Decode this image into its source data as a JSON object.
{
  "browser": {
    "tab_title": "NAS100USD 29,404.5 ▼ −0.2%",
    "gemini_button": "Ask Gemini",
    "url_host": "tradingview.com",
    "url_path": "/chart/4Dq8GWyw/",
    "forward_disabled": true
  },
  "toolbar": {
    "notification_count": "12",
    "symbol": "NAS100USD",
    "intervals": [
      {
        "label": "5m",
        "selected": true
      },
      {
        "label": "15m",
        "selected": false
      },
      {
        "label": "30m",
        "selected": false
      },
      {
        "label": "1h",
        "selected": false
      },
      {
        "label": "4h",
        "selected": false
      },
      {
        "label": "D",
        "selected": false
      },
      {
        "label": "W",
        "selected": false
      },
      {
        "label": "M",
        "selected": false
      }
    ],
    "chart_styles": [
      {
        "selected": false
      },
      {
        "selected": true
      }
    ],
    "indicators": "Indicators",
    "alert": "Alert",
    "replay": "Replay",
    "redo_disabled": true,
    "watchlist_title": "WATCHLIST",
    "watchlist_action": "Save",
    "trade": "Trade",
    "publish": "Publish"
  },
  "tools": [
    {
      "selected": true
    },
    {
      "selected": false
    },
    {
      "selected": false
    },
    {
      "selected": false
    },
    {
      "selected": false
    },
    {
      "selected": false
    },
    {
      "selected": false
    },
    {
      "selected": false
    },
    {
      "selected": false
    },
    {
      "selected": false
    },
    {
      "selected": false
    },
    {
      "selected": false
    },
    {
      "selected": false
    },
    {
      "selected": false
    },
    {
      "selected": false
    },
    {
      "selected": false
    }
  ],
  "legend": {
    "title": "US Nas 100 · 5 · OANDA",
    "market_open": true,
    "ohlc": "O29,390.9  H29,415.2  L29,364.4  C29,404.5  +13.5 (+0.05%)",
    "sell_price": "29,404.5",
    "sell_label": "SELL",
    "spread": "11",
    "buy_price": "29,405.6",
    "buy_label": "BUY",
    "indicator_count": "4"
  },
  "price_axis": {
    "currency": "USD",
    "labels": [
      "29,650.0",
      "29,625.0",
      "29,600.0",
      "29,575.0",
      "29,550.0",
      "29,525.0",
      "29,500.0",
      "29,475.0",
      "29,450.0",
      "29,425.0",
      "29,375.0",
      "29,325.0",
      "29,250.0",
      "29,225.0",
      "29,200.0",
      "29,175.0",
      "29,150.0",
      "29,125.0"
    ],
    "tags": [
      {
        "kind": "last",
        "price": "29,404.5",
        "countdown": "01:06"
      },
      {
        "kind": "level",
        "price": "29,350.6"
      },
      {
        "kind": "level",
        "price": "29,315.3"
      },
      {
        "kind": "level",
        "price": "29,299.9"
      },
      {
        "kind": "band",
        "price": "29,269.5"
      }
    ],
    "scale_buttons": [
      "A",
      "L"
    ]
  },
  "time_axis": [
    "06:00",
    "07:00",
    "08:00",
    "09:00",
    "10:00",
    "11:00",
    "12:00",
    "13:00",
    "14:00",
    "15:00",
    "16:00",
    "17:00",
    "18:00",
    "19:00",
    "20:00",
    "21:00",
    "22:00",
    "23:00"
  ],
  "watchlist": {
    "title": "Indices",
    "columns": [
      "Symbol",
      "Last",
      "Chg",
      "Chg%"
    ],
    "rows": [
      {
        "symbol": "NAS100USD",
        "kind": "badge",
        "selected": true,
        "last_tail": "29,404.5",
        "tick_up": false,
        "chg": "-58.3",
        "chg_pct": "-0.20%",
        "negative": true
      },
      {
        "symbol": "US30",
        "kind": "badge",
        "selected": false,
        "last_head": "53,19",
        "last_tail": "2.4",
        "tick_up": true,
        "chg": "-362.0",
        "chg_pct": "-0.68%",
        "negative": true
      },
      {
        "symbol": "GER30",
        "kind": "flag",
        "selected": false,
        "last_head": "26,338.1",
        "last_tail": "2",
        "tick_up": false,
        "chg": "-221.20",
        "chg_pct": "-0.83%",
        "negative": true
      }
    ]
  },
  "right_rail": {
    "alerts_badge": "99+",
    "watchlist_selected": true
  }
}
+-------+
Exercise description: Write out the entries in full, exactly as given.

Full response:
Decode this image into its source data as a JSON object.
{
  "browser": {
    "tab_title": "NAS100USD 29,404.5 ▼ −0.2%",
    "gemini_button": "Ask Gemini",
    "url_host": "tradingview.com",
    "url_path": "/chart/4Dq8GWyw/",
    "forward_disabled": true
  },
  "toolbar": {
    "notification_count": "12",
    "symbol": "NAS100USD",
    "intervals": [
      {
        "label": "5m",
        "selected": true
      },
      {
        "label": "15m",
        "selected": false
      },
      {
        "label": "30m",
        "selected": false
      },
      {
        "label": "1h",
        "selected": false
      },
      {
        "label": "4h",
        "selected": false
      },
      {
        "label": "D",
        "selected": false
      },
      {
        "label": "W",
        "selected": false
      },
      {
        "label": "M",
        "selected": false
      }
    ],
    "chart_styles": [
      {
        "selected": false
      },
      {
        "selected": true
      }
    ],
    "indicators": "Indicators",
    "alert": "Alert",
    "replay": "Replay",
    "redo_disabled": true,
    "watchlist_title": "WATCHLIST",
    "watchlist_action": "Save",
    "trade": "Trade",
    "publish": "Publish"
  },
  "tools": [
    {
      "selected": true
    },
    {
      "selected": false
    },
    {
      "selected": false
    },
    {
      "selected": false
    },
    {
      "selected": false
    },
    {
      "selected": false
    },
    {
      "selected": false
    },
    {
      "selected": false
    },
    {
      "selected": false
    },
    {
      "selected": false
    },
    {
      "selected": false
    },
    {
      "selected": false
    },
    {
      "selected": false
    },
    {
      "selected": false
    },
    {
      "selected": false
    },
    {
      "selected": false
    }
  ],
  "legend": {
    "title": "US Nas 100 · 5 · OANDA",
    "market_open": true,
    "ohlc": "O29,390.9  H29,415.2  L29,364.4  C29,404.5  +13.5 (+0.05%)",
    "sell_price": "29,404.5",
    "sell_label": "SELL",
    "spread": "11",
    "buy_price": "29,405.6",
    "buy_label": "BUY",
    "indicator_count": "4"
  },
  "price_axis": {
    "currency": "USD",
    "labels": [
      "29,650.0",
      "29,625.0",
      "29,600.0",
      "29,575.0",
      "29,550.0",
      "29,525.0",
      "29,500.0",
      "29,475.0",
      "29,450.0",
      "29,425.0",
      "29,375.0",
      "29,325.0",
      "29,250.0",
      "29,225.0",
      "29,200.0",
      "29,175.0",
      "29,150.0",
      "29,125.0"
    ],
    "tags": [
      {
        "kind": "last",
        "price": "29,404.5",
        "countdown": "01:06"
      },
      {
        "kind": "level",
        "price": "29,350.6"
      },
      {
        "kind": "level",
        "price": "29,315.3"
      },
      {
        "kind": "level",
        "price": "29,299.9"
      },
      {
        "kind": "band",
        "price": "29,269.5"
      }
    ],
    "scale_buttons": [
      "A",
      "L"
    ]
  },
  "time_axis": [
    "06:00",
    "07:00",
    "08:00",
    "09:00",
    "10:00",
    "11:00",
    "12:00",
    "13:00",
    "14:00",
    "15:00",
    "16:00",
    "17:00",
    "18:00",
    "19:00",
    "20:00",
    "21:00",
    "22:00",
    "23:00"
  ],
  "watchlist": {
    "title": "Indices",
    "columns": [
      "Symbol",
      "Last",
      "Chg",
      "Chg%"
    ],
    "rows": [
      {
        "symbol": "NAS100USD",
        "kind": "badge",
        "selected": true,
        "last_tail": "29,404.5",
        "tick_up": false,
        "chg": "-58.3",
        "chg_pct": "-0.20%",
        "negative": true
      },
      {
        "symbol": "US30",
        "kind": "badge",
        "selected": false,
        "last_head": "53,19",
        "last_tail": "2.4",
        "tick_up": true,
        "chg": "-362.0",
        "chg_pct": "-0.68%",
        "negative": true
      },
      {
        "symbol": "GER30",
        "kind": "flag",
        "selected": false,
        "last_head": "26,338.1",
        "last_tail": "2",
        "tick_up": false,
        "chg": "-221.20",
        "chg_pct": "-0.83%",
        "negative": true
      }
    ]
  },
  "right_rail": {
    "alerts_badge": "99+",
    "watchlist_selected": true
  }
}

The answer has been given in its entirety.